— START —

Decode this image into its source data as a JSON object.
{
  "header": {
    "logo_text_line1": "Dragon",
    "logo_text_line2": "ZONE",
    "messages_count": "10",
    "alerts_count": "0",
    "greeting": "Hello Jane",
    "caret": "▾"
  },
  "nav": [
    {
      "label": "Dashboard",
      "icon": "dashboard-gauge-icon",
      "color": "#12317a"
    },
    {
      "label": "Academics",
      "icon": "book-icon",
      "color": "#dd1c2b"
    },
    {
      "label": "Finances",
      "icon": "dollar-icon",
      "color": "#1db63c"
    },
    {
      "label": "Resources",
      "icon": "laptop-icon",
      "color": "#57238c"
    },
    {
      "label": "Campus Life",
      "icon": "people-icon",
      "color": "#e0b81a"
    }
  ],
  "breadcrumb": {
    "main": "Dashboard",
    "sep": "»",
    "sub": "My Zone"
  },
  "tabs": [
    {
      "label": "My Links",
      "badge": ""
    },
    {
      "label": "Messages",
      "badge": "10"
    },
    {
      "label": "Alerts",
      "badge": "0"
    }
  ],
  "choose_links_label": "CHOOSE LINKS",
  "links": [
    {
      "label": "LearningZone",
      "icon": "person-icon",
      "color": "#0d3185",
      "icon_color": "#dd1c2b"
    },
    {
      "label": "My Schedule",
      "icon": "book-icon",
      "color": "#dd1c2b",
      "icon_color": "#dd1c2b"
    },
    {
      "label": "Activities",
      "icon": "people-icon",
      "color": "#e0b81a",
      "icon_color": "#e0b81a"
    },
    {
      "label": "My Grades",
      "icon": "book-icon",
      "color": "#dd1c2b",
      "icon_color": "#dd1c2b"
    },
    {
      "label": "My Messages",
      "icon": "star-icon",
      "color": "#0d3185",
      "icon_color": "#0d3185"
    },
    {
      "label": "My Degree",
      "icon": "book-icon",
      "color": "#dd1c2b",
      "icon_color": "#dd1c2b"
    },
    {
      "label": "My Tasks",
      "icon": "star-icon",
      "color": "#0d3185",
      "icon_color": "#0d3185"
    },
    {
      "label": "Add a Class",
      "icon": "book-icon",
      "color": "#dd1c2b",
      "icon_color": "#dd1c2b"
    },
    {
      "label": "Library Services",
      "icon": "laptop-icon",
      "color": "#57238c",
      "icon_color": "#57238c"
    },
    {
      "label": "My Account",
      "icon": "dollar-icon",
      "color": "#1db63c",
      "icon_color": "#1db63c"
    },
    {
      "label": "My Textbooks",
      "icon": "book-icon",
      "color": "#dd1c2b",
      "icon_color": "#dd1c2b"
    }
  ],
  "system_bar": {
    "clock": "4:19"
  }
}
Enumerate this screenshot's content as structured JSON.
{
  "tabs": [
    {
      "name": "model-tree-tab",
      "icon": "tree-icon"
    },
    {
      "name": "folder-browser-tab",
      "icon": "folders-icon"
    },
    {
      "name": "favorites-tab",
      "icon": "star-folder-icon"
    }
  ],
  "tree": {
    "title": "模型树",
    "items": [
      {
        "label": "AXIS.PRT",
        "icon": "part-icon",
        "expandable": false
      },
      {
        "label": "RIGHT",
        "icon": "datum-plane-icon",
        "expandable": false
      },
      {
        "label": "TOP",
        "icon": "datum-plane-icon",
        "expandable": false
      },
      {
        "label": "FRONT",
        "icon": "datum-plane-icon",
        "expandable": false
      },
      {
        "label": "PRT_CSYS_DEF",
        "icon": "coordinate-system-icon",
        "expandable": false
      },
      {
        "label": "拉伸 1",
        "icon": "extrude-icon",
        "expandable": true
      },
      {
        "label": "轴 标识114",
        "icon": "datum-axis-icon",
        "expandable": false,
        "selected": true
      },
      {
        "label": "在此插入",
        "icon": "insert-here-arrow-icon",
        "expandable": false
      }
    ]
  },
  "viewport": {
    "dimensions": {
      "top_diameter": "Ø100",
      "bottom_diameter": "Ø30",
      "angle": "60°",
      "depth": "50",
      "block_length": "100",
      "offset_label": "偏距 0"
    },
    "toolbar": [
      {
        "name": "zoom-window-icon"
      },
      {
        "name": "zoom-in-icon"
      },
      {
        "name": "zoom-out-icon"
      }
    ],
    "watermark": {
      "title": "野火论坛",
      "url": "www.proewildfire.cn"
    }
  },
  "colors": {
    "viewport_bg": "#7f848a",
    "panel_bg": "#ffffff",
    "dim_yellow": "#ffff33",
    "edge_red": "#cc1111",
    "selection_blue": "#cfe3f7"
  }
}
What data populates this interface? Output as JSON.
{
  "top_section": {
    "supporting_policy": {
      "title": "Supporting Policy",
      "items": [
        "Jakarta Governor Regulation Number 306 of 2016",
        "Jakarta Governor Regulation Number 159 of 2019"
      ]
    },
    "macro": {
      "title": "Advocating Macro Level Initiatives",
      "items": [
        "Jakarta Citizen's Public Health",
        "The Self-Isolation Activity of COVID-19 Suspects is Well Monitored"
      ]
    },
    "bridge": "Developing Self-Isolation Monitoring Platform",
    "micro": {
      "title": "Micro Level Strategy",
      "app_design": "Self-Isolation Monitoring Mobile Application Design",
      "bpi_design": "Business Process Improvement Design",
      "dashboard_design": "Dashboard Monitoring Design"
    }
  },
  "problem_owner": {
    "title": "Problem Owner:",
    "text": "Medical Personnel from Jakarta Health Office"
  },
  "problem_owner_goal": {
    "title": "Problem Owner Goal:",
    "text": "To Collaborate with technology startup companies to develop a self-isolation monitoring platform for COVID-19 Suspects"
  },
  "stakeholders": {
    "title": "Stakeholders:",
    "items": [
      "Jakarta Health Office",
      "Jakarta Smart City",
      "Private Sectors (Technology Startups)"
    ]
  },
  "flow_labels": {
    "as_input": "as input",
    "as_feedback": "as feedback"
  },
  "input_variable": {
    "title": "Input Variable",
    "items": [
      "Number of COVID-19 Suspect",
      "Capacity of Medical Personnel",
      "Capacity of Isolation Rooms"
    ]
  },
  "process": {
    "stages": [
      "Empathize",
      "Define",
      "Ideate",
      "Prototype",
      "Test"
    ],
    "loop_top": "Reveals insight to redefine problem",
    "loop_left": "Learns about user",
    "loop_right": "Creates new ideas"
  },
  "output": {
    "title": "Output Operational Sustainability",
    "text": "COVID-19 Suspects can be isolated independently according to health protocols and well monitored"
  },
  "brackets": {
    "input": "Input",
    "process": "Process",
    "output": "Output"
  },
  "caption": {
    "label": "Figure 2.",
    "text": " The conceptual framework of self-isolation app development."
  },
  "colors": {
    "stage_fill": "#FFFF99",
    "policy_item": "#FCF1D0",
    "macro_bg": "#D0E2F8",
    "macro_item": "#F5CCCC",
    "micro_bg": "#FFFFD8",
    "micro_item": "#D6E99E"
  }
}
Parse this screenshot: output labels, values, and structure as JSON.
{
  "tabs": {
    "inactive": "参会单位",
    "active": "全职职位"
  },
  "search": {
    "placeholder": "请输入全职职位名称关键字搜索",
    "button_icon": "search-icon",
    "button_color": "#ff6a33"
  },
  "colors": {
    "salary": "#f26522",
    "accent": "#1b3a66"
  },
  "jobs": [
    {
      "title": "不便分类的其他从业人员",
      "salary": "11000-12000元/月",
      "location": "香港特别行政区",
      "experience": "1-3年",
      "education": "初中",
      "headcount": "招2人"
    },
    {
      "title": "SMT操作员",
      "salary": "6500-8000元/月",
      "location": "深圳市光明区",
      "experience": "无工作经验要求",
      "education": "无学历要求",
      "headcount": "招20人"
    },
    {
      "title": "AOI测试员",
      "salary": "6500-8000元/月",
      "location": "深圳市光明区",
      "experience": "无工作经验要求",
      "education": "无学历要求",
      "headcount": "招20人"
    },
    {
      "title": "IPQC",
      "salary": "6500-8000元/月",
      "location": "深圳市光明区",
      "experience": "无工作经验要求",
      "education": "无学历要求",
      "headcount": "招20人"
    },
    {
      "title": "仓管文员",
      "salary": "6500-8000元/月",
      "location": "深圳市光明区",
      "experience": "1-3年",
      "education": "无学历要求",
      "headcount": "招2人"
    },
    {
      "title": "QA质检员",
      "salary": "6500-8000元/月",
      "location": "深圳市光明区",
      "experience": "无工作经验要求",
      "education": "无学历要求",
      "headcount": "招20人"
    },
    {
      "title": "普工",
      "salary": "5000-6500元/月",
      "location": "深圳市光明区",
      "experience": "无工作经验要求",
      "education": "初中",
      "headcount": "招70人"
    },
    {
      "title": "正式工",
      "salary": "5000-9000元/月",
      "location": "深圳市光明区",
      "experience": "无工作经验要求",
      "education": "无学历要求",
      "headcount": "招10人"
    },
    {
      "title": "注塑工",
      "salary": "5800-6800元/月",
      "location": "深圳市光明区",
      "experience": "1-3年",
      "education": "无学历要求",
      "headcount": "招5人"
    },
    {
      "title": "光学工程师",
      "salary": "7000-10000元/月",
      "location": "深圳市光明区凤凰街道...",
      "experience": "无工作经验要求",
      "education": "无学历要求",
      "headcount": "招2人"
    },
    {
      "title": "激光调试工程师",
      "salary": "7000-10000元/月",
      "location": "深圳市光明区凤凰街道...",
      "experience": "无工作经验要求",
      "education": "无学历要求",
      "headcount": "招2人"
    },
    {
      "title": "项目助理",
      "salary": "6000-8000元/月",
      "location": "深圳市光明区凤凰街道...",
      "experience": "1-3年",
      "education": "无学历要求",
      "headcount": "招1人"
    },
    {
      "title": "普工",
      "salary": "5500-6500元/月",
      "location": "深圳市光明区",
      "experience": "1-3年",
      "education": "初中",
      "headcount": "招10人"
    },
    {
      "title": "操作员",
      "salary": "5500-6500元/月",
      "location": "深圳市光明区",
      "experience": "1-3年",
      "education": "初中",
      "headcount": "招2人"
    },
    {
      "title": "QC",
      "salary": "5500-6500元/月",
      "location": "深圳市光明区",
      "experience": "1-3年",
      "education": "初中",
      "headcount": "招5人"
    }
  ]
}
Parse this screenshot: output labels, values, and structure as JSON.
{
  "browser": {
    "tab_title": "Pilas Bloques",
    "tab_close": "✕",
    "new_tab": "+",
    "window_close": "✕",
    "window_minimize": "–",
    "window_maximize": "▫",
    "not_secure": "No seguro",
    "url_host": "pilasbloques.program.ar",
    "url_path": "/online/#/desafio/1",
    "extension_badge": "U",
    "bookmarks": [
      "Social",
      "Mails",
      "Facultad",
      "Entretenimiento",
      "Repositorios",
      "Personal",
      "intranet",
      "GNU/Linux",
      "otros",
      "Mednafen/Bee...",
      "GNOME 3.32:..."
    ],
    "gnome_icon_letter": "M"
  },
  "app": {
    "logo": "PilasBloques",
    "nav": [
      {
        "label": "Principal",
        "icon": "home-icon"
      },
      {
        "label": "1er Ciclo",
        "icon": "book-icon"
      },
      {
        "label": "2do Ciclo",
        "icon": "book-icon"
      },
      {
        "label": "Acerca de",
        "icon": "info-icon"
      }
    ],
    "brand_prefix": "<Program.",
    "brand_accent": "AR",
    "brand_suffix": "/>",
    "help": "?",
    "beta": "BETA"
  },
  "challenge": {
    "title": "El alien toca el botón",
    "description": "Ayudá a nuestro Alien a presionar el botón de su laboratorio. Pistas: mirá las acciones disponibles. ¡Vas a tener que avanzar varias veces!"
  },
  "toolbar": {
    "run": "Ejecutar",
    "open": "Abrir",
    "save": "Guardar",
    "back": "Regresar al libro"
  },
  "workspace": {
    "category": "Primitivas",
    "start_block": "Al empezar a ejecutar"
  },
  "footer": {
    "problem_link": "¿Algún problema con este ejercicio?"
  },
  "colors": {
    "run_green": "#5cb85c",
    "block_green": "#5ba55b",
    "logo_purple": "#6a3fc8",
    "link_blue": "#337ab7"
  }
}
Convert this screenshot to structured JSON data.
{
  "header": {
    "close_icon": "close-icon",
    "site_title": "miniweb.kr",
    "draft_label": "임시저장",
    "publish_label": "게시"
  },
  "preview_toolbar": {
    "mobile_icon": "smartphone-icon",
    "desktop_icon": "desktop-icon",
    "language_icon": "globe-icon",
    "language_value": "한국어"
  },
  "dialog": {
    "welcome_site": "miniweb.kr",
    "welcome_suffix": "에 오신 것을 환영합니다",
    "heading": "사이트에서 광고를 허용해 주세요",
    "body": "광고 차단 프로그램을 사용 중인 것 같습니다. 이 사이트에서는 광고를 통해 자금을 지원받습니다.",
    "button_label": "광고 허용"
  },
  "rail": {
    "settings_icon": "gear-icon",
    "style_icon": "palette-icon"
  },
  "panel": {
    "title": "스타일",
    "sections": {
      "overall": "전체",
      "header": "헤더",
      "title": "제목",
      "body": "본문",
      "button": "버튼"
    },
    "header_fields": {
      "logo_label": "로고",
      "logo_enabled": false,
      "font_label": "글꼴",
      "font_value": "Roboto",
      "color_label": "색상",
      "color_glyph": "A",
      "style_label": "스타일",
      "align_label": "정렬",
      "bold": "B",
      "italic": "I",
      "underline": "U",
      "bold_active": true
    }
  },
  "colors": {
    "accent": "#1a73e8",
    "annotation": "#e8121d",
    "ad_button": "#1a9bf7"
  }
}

— END —

_SHORT PROBLEM_
Across the records, how many lines contain "Capacity"? Only the number should be given.

_EXERCISE RESULT_
2